═══ TEXTO ═══

16.Não pode a Apelante concordar com o entendimento do tribunal a quo no que toca à possibilidade da mesma beneficiar do auxílio da família e não cogitar essa possibilidade relativamente ao Apelado, sobretudo porque tem também uma família alargada, nomeadamente a filha e respetivo companheiro com quem vive, à data, encontrando-se ambos empregados, tal como refere o Apelado no art. 48.º do seu requerimento com a Ref.ª n.º 13173687.
17 Deste modo, não andou bem o tribunal a quo em decidir pela atribuição da casa de morada de família ao Apelado, sendo que a mesma deveria ter sido atribuída à Apelada.
18Ainda que assim não se tivesse entendido, o valor atribuído à renda teria sempre de ser superior ao atribuído, em montante nunca inferior a 300,00€ (Trezentos Euros), atento o facto de se tratar de um prédio misto, com acabamentos de qualidade média, com equipamentos de qualidade e conforto e com uma área de vinha e pomar de 1856 m2.

═══ DADOS ═══

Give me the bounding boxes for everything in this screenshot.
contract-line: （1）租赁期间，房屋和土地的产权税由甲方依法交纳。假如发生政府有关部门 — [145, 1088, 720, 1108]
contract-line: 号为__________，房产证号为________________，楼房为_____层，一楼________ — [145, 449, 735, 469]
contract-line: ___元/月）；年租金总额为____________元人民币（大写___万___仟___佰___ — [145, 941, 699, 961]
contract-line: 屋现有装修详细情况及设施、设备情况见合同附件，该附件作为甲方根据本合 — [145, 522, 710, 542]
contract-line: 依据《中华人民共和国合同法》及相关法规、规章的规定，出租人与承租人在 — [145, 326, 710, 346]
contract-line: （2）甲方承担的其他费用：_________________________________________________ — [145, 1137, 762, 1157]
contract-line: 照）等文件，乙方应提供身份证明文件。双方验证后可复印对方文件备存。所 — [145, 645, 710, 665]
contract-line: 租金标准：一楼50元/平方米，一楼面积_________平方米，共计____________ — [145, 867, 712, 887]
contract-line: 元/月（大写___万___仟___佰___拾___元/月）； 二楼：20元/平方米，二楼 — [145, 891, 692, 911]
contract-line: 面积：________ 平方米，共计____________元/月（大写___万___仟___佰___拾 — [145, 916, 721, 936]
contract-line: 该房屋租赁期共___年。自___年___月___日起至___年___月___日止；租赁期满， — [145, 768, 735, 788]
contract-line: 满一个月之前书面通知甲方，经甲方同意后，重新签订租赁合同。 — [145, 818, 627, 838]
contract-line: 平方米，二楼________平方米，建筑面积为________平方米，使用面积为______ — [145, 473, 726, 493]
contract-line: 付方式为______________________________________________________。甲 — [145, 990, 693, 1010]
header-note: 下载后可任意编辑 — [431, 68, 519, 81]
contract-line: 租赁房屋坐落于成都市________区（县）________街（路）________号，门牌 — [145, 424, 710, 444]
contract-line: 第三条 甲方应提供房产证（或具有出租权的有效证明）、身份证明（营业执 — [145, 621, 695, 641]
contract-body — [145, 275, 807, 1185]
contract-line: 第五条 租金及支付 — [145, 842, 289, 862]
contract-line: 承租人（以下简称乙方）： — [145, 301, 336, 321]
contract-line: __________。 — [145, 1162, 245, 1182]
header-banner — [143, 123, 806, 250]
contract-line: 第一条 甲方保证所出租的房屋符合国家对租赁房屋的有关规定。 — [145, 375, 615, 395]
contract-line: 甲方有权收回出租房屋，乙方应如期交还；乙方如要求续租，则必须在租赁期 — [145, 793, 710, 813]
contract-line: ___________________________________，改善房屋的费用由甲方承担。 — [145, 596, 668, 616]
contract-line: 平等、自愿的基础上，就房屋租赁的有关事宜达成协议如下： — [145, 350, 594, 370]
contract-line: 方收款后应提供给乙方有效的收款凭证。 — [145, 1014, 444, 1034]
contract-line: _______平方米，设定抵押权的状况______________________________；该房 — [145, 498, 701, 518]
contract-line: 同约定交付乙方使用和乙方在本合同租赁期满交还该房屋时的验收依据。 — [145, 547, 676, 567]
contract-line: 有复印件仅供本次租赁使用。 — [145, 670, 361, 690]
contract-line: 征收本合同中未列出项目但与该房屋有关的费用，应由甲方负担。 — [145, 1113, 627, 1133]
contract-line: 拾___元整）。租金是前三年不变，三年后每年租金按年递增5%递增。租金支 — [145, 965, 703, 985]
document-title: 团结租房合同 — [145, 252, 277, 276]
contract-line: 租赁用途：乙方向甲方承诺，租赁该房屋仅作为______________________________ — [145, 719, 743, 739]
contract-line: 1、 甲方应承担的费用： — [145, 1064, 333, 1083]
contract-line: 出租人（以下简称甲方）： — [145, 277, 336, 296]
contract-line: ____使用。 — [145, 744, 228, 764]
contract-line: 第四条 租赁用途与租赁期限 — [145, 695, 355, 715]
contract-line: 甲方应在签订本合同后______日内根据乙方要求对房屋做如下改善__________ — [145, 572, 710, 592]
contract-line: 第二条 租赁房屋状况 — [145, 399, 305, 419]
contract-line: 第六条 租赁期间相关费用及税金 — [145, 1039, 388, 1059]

═══

TRABALHO A REALIZAR - Transcreva o trecho do recurso que começa em "18Ainda que assim" e prossegue até "de 1856 m2.", substituindo "prédio misto" por "imóvel misto".

RESULTADO DA TAREFA -
18Ainda que assim não se tivesse entendido, o valor atribuído à renda teria sempre de ser superior ao atribuído, em montante nunca inferior a 300,00€ (Trezentos Euros), atento o facto de se tratar de um imóvel misto, com acabamentos de qualidade média, com equipamentos de qualidade e conforto e com uma área de vinha e pomar de 1856 m2.